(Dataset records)
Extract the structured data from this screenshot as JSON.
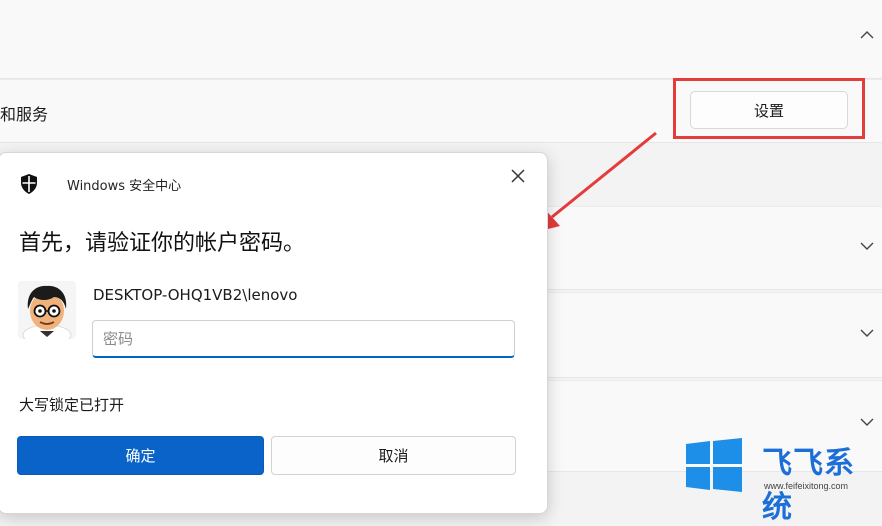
{
  "settings_page": {
    "row_label": "和服务",
    "settings_button_label": "设置"
  },
  "dialog": {
    "app_title": "Windows 安全中心",
    "heading": "首先，请验证你的帐户密码。",
    "account_name": "DESKTOP-OHQ1VB2\\lenovo",
    "password_placeholder": "密码",
    "password_value": "",
    "capslock_notice": "大写锁定已打开",
    "ok_label": "确定",
    "cancel_label": "取消"
  },
  "watermark": {
    "title": "飞飞系统",
    "url": "www.feifeixitong.com"
  },
  "icons": {
    "chevron_up": "chevron-up-icon",
    "chevron_down": "chevron-down-icon",
    "shield": "shield-icon",
    "close": "close-icon",
    "windows_logo": "windows-logo-icon"
  },
  "colors": {
    "accent": "#0a63c8",
    "highlight": "#e43b3b",
    "watermark_blue": "#1d6fd8"
  }
}
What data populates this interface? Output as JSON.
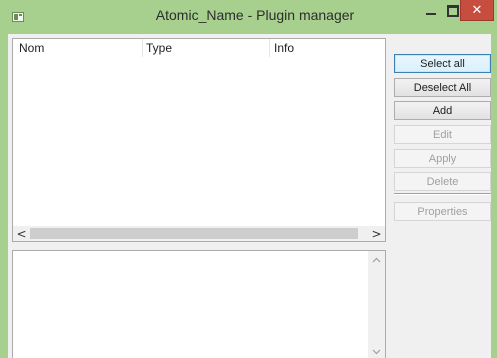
{
  "window": {
    "title": "Atomic_Name - Plugin manager",
    "close_glyph": "✕",
    "accent_color": "#a7d08f",
    "close_color": "#c74e3f"
  },
  "table": {
    "columns": [
      "Nom",
      "Type",
      "Info"
    ],
    "rows": []
  },
  "scroll": {
    "left_glyph": "<",
    "right_glyph": ">",
    "up_glyph": "^",
    "down_glyph": "v"
  },
  "buttons": {
    "select_all": "Select all",
    "deselect_all": "Deselect All",
    "add": "Add",
    "edit": "Edit",
    "apply": "Apply",
    "delete": "Delete",
    "properties": "Properties"
  },
  "log": {
    "text": ""
  }
}
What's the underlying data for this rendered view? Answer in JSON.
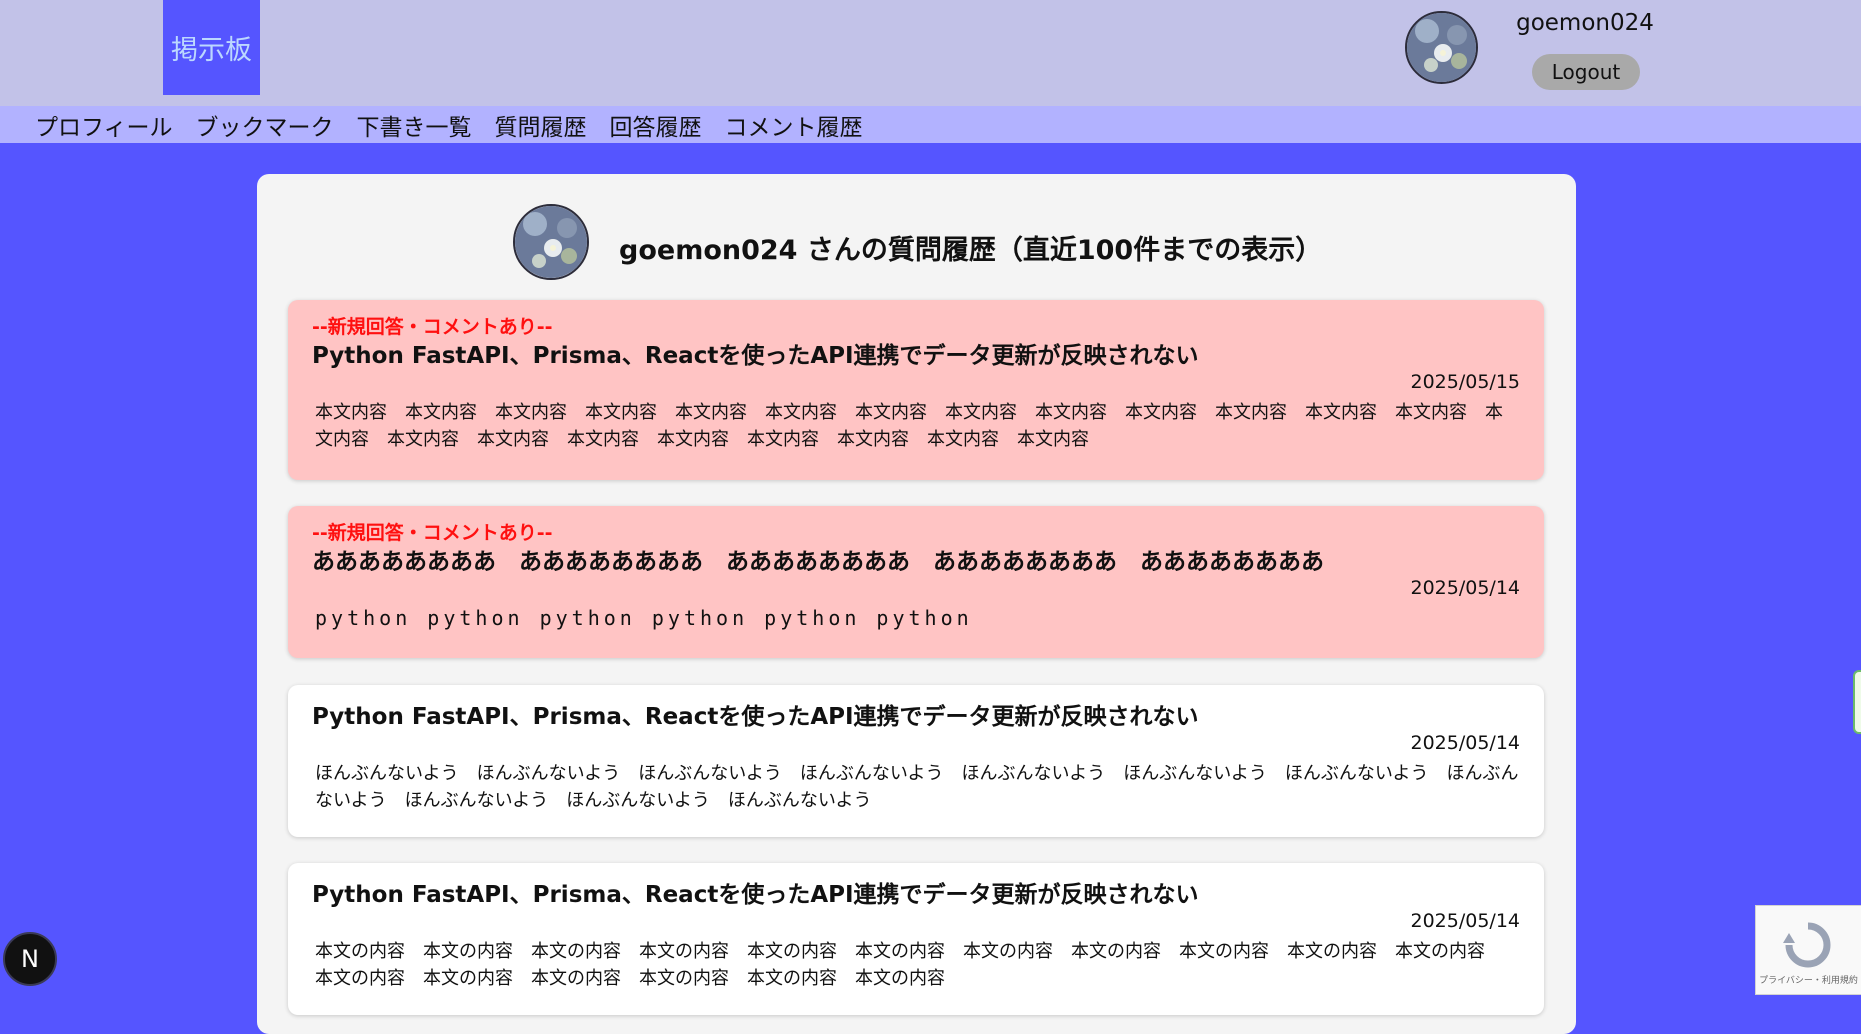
{
  "header": {
    "logo_text": "掲示板",
    "username": "goemon024",
    "logout_label": "Logout"
  },
  "nav": {
    "items": [
      "プロフィール",
      "ブックマーク",
      "下書き一覧",
      "質問履歴",
      "回答履歴",
      "コメント履歴"
    ]
  },
  "page": {
    "title": "goemon024 さんの質問履歴（直近100件までの表示）"
  },
  "questions": [
    {
      "badge": "--新規回答・コメントあり--",
      "title": "Python FastAPI、Prisma、Reactを使ったAPI連携でデータ更新が反映されない",
      "date": "2025/05/15",
      "body": "本文内容　本文内容　本文内容　本文内容　本文内容　本文内容　本文内容　本文内容　本文内容　本文内容　本文内容　本文内容　本文内容　本文内容　本文内容　本文内容　本文内容　本文内容　本文内容　本文内容　本文内容　本文内容"
    },
    {
      "badge": "--新規回答・コメントあり--",
      "title": "ああああああああ　ああああああああ　ああああああああ　ああああああああ　ああああああああ",
      "date": "2025/05/14",
      "body": "python python python python python python"
    },
    {
      "badge": "",
      "title": "Python FastAPI、Prisma、Reactを使ったAPI連携でデータ更新が反映されない",
      "date": "2025/05/14",
      "body": "ほんぶんないよう　ほんぶんないよう　ほんぶんないよう　ほんぶんないよう　ほんぶんないよう　ほんぶんないよう　ほんぶんないよう　ほんぶんないよう　ほんぶんないよう　ほんぶんないよう　ほんぶんないよう"
    },
    {
      "badge": "",
      "title": "Python FastAPI、Prisma、Reactを使ったAPI連携でデータ更新が反映されない",
      "date": "2025/05/14",
      "body": "本文の内容　本文の内容　本文の内容　本文の内容　本文の内容　本文の内容　本文の内容　本文の内容　本文の内容　本文の内容　本文の内容　本文の内容　本文の内容　本文の内容　本文の内容　本文の内容　本文の内容"
    }
  ],
  "widgets": {
    "nextjs_badge": "N",
    "recaptcha_text": "プライバシー・利用規約"
  },
  "colors": {
    "page_bg": "#5555ff",
    "header_bg": "#c2c2e8",
    "nav_bg": "#b2b2ff",
    "new_card_bg": "#ffc4c4",
    "badge_red": "#ff1010"
  }
}
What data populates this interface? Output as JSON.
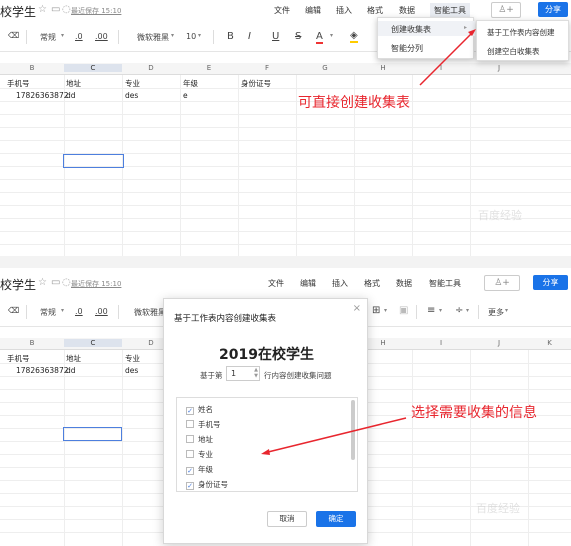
{
  "top": {
    "title": "校学生",
    "saved": "最近保存 15:10",
    "menus": [
      "文件",
      "编辑",
      "插入",
      "格式",
      "数据",
      "智能工具"
    ],
    "user_icon": "user-plus-icon",
    "share": "分享"
  },
  "toolbar": {
    "style": "常规",
    "dec1": ".0",
    "dec2": ".00",
    "font": "微软雅黑",
    "size": "10",
    "bold": "B",
    "italic": "I",
    "underline": "U",
    "strike": "S",
    "color": "A",
    "more": "更多"
  },
  "columns1": [
    "B",
    "C",
    "D",
    "E",
    "F",
    "G",
    "H",
    "I",
    "J"
  ],
  "columns2": [
    "B",
    "C",
    "D",
    "H",
    "I",
    "J",
    "K"
  ],
  "sheet": {
    "headers": [
      "手机号",
      "地址",
      "专业",
      "年级",
      "身份证号"
    ],
    "row": [
      "17826363872",
      "dd",
      "des",
      "e"
    ]
  },
  "dropdown": {
    "items": [
      "创建收集表",
      "智能分列"
    ],
    "sub": [
      "基于工作表内容创建",
      "创建空白收集表"
    ]
  },
  "annotation1": "可直接创建收集表",
  "annotation2": "选择需要收集的信息",
  "watermark": "百度经验",
  "modal": {
    "title": "基于工作表内容创建收集表",
    "sheet_name": "2019在校学生",
    "row_prefix": "基于第",
    "row_value": "1",
    "row_suffix": "行内容创建收集问题",
    "fields": [
      {
        "label": "姓名",
        "checked": true
      },
      {
        "label": "手机号",
        "checked": false
      },
      {
        "label": "地址",
        "checked": false
      },
      {
        "label": "专业",
        "checked": false
      },
      {
        "label": "年级",
        "checked": true
      },
      {
        "label": "身份证号",
        "checked": true
      }
    ],
    "cancel": "取消",
    "ok": "确定"
  },
  "colors": {
    "accent": "#1a73e8",
    "annotation": "#e8262e"
  }
}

• Instruction
Drop the images and repeat the data exactly.

• Result of the exercise
Extract the structured data from this screenshot as JSON.
{
  "settings_page": {
    "row_label": "和服务",
    "settings_button_label": "设置"
  },
  "dialog": {
    "app_title": "Windows 安全中心",
    "heading": "首先，请验证你的帐户密码。",
    "account_name": "DESKTOP-OHQ1VB2\\lenovo",
    "password_placeholder": "密码",
    "password_value": "",
    "capslock_notice": "大写锁定已打开",
    "ok_label": "确定",
    "cancel_label": "取消"
  },
  "watermark": {
    "title": "飞飞系统",
    "url": "www.feifeixitong.com"
  },
  "icons": {
    "chevron_up": "chevron-up-icon",
    "chevron_down": "chevron-down-icon",
    "shield": "shield-icon",
    "close": "close-icon",
    "windows_logo": "windows-logo-icon"
  },
  "colors": {
    "accent": "#0a63c8",
    "highlight": "#e43b3b",
    "watermark_blue": "#1d6fd8"
  }
}
What data populates this interface? Output as JSON.
{
  "window": {
    "title": "Atomic_Name - Plugin manager",
    "close_glyph": "✕",
    "accent_color": "#a7d08f",
    "close_color": "#c74e3f"
  },
  "table": {
    "columns": [
      "Nom",
      "Type",
      "Info"
    ],
    "rows": []
  },
  "scroll": {
    "left_glyph": "<",
    "right_glyph": ">",
    "up_glyph": "^",
    "down_glyph": "v"
  },
  "buttons": {
    "select_all": "Select all",
    "deselect_all": "Deselect All",
    "add": "Add",
    "edit": "Edit",
    "apply": "Apply",
    "delete": "Delete",
    "properties": "Properties"
  },
  "log": {
    "text": ""
  }
}
What's the underlying data for this rendered view? Answer in JSON.
{
  "header": {
    "logo_text": "掲示板",
    "username": "goemon024",
    "logout_label": "Logout"
  },
  "nav": {
    "items": [
      "プロフィール",
      "ブックマーク",
      "下書き一覧",
      "質問履歴",
      "回答履歴",
      "コメント履歴"
    ]
  },
  "page": {
    "title": "goemon024 さんの質問履歴（直近100件までの表示）"
  },
  "questions": [
    {
      "badge": "--新規回答・コメントあり--",
      "title": "Python FastAPI、Prisma、Reactを使ったAPI連携でデータ更新が反映されない",
      "date": "2025/05/15",
      "body": "本文内容　本文内容　本文内容　本文内容　本文内容　本文内容　本文内容　本文内容　本文内容　本文内容　本文内容　本文内容　本文内容　本文内容　本文内容　本文内容　本文内容　本文内容　本文内容　本文内容　本文内容　本文内容"
    },
    {
      "badge": "--新規回答・コメントあり--",
      "title": "ああああああああ　ああああああああ　ああああああああ　ああああああああ　ああああああああ",
      "date": "2025/05/14",
      "body": "python python python python python python"
    },
    {
      "badge": "",
      "title": "Python FastAPI、Prisma、Reactを使ったAPI連携でデータ更新が反映されない",
      "date": "2025/05/14",
      "body": "ほんぶんないよう　ほんぶんないよう　ほんぶんないよう　ほんぶんないよう　ほんぶんないよう　ほんぶんないよう　ほんぶんないよう　ほんぶんないよう　ほんぶんないよう　ほんぶんないよう　ほんぶんないよう"
    },
    {
      "badge": "",
      "title": "Python FastAPI、Prisma、Reactを使ったAPI連携でデータ更新が反映されない",
      "date": "2025/05/14",
      "body": "本文の内容　本文の内容　本文の内容　本文の内容　本文の内容　本文の内容　本文の内容　本文の内容　本文の内容　本文の内容　本文の内容　本文の内容　本文の内容　本文の内容　本文の内容　本文の内容　本文の内容"
    }
  ],
  "widgets": {
    "nextjs_badge": "N",
    "recaptcha_text": "プライバシー・利用規約"
  },
  "colors": {
    "page_bg": "#5555ff",
    "header_bg": "#c2c2e8",
    "nav_bg": "#b2b2ff",
    "new_card_bg": "#ffc4c4",
    "badge_red": "#ff1010"
  }
}
What data populates this interface? Output as JSON.
{
  "top": {
    "title": "校学生",
    "saved": "最近保存 15:10",
    "menus": [
      "文件",
      "编辑",
      "插入",
      "格式",
      "数据",
      "智能工具"
    ],
    "user_icon": "user-plus-icon",
    "share": "分享"
  },
  "toolbar": {
    "style": "常规",
    "dec1": ".0",
    "dec2": ".00",
    "font": "微软雅黑",
    "size": "10",
    "bold": "B",
    "italic": "I",
    "underline": "U",
    "strike": "S",
    "color": "A",
    "more": "更多"
  },
  "columns1": [
    "B",
    "C",
    "D",
    "E",
    "F",
    "G",
    "H",
    "I",
    "J"
  ],
  "columns2": [
    "B",
    "C",
    "D",
    "H",
    "I",
    "J",
    "K"
  ],
  "sheet": {
    "headers": [
      "手机号",
      "地址",
      "专业",
      "年级",
      "身份证号"
    ],
    "row": [
      "17826363872",
      "dd",
      "des",
      "e"
    ]
  },
  "dropdown": {
    "items": [
      "创建收集表",
      "智能分列"
    ],
    "sub": [
      "基于工作表内容创建",
      "创建空白收集表"
    ]
  },
  "annotation1": "可直接创建收集表",
  "annotation2": "选择需要收集的信息",
  "watermark": "百度经验",
  "modal": {
    "title": "基于工作表内容创建收集表",
    "sheet_name": "2019在校学生",
    "row_prefix": "基于第",
    "row_value": "1",
    "row_suffix": "行内容创建收集问题",
    "fields": [
      {
        "label": "姓名",
        "checked": true
      },
      {
        "label": "手机号",
        "checked": false
      },
      {
        "label": "地址",
        "checked": false
      },
      {
        "label": "专业",
        "checked": false
      },
      {
        "label": "年级",
        "checked": true
      },
      {
        "label": "身份证号",
        "checked": true
      }
    ],
    "cancel": "取消",
    "ok": "确定"
  },
  "colors": {
    "accent": "#1a73e8",
    "annotation": "#e8262e"
  }
}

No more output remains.